- **Task inputs**:
%%

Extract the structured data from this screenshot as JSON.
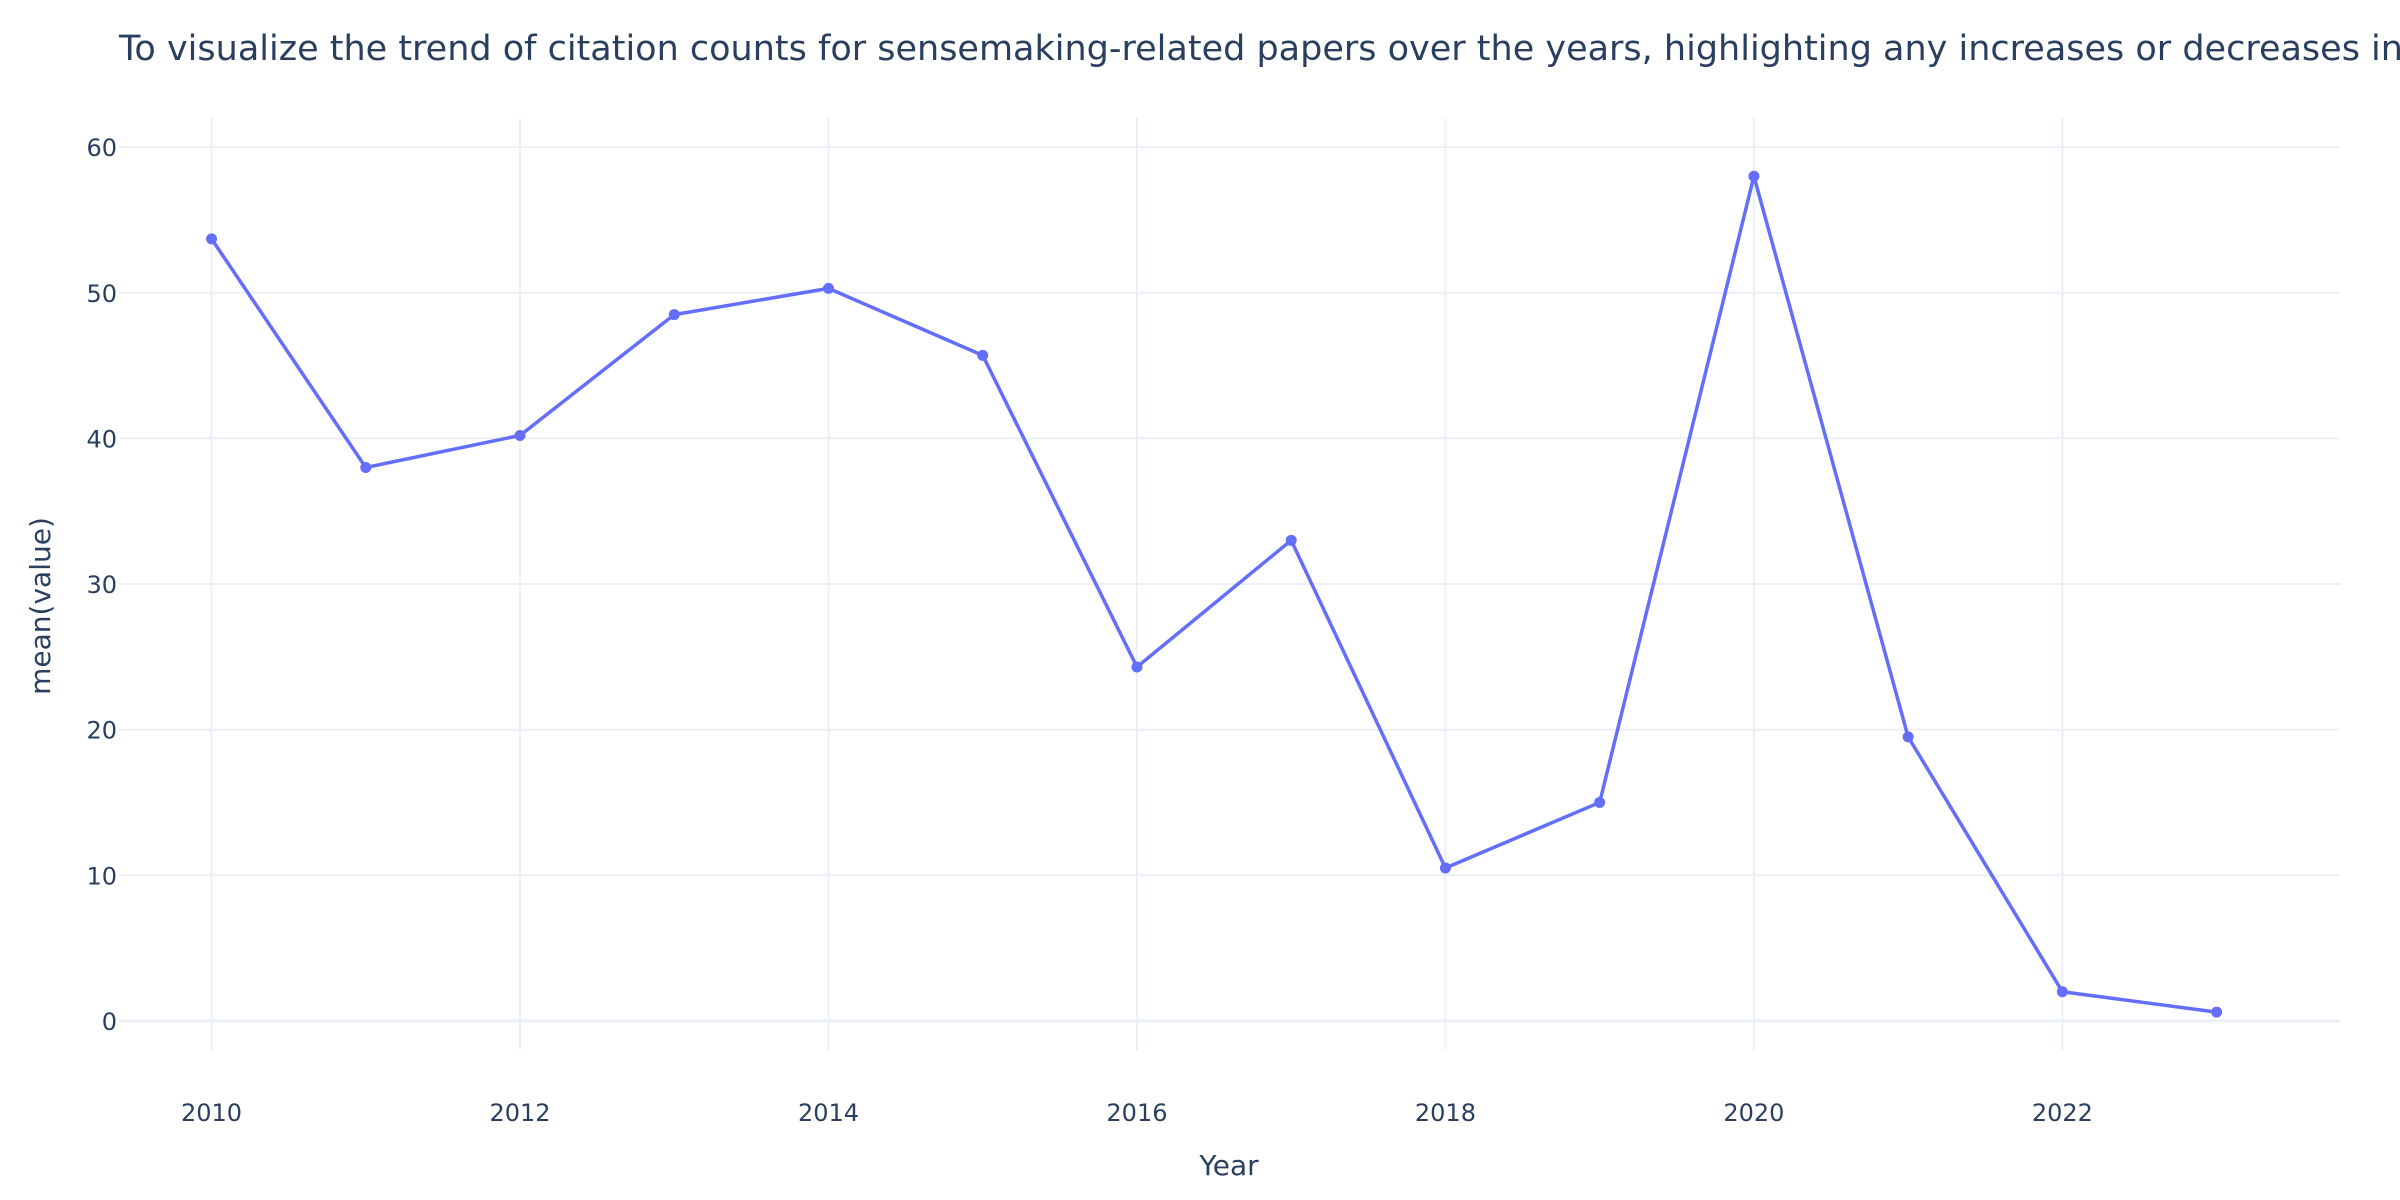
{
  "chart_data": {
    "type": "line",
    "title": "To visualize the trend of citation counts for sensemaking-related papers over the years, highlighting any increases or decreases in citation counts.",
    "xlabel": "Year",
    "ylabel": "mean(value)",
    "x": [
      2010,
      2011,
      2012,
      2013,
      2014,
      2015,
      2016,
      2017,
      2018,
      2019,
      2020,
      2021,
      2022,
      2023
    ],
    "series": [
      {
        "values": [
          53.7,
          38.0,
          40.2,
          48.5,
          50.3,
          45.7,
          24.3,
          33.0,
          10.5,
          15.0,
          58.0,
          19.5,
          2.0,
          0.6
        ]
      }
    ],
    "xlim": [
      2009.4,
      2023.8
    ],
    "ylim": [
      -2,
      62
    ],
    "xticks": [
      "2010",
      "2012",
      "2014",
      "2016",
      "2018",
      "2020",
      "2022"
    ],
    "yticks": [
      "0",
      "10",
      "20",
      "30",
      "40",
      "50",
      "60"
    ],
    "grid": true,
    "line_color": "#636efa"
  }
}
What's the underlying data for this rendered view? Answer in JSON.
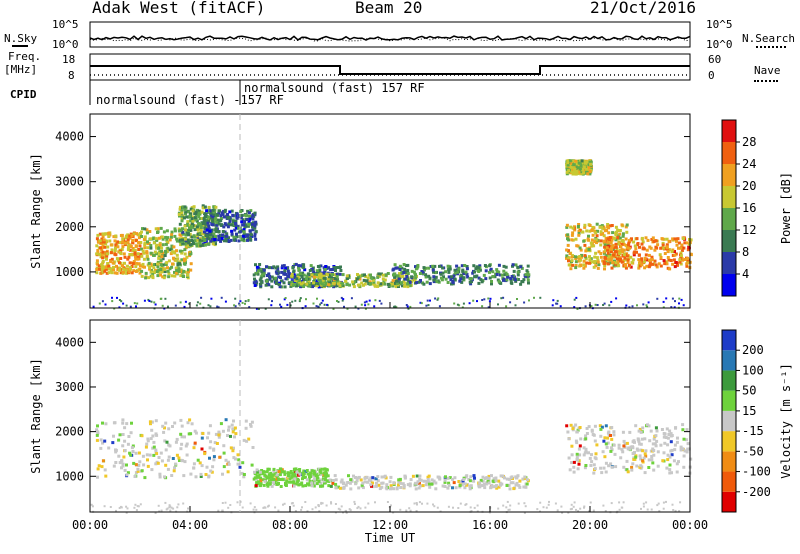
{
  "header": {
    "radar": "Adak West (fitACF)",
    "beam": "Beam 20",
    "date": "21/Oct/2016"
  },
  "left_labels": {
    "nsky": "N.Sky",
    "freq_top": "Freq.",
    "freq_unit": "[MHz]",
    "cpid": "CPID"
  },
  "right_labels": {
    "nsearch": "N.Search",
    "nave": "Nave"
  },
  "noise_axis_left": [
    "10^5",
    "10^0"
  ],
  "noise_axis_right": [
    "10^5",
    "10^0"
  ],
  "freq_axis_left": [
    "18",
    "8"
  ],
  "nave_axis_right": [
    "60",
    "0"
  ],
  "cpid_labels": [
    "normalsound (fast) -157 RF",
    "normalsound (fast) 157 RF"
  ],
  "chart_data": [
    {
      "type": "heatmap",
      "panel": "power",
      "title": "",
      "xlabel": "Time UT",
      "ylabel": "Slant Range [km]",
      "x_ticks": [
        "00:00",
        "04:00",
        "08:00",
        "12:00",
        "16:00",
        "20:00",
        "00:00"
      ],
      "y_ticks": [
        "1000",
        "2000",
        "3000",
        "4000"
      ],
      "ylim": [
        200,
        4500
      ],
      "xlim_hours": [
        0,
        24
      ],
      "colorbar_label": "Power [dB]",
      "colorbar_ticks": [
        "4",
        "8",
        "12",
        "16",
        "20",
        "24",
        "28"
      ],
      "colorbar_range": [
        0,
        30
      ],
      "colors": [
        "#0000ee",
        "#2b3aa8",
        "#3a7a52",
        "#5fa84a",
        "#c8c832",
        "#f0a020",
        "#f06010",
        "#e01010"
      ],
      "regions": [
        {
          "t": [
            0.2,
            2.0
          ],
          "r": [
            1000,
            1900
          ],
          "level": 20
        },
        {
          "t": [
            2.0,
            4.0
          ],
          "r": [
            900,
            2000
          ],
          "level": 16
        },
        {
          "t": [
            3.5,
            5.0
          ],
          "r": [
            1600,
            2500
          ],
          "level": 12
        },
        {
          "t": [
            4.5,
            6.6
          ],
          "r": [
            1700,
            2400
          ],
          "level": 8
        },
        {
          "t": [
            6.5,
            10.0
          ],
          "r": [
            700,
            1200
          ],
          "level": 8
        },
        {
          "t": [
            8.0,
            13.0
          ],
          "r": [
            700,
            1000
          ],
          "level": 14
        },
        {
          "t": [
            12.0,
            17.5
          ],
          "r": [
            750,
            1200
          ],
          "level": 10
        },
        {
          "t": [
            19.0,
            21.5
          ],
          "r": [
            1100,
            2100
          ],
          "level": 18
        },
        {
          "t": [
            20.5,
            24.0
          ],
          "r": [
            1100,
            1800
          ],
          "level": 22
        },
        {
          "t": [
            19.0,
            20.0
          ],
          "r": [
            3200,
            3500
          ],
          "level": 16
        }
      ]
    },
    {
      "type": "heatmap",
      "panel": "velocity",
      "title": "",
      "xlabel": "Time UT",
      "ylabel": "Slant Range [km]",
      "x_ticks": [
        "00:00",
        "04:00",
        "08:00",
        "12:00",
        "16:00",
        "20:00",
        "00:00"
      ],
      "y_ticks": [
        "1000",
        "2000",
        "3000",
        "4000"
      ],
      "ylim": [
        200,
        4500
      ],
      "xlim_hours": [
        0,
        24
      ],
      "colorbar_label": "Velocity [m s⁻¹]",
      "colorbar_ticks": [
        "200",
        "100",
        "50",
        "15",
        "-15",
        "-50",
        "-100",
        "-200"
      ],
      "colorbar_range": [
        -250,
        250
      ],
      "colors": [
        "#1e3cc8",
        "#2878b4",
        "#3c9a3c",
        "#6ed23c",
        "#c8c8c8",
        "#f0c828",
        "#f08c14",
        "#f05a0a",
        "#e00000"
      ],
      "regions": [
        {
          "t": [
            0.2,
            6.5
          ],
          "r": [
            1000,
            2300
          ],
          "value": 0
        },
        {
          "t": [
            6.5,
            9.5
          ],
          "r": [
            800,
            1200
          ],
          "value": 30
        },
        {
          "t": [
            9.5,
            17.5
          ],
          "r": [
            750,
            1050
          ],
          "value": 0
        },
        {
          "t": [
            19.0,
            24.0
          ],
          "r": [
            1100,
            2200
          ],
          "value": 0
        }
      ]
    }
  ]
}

%%

- **Exercise prompt**:
Of all the lines above, how many contain the word "normalsound"? Give the number and nothing else.

- **Result for this exercise**:
2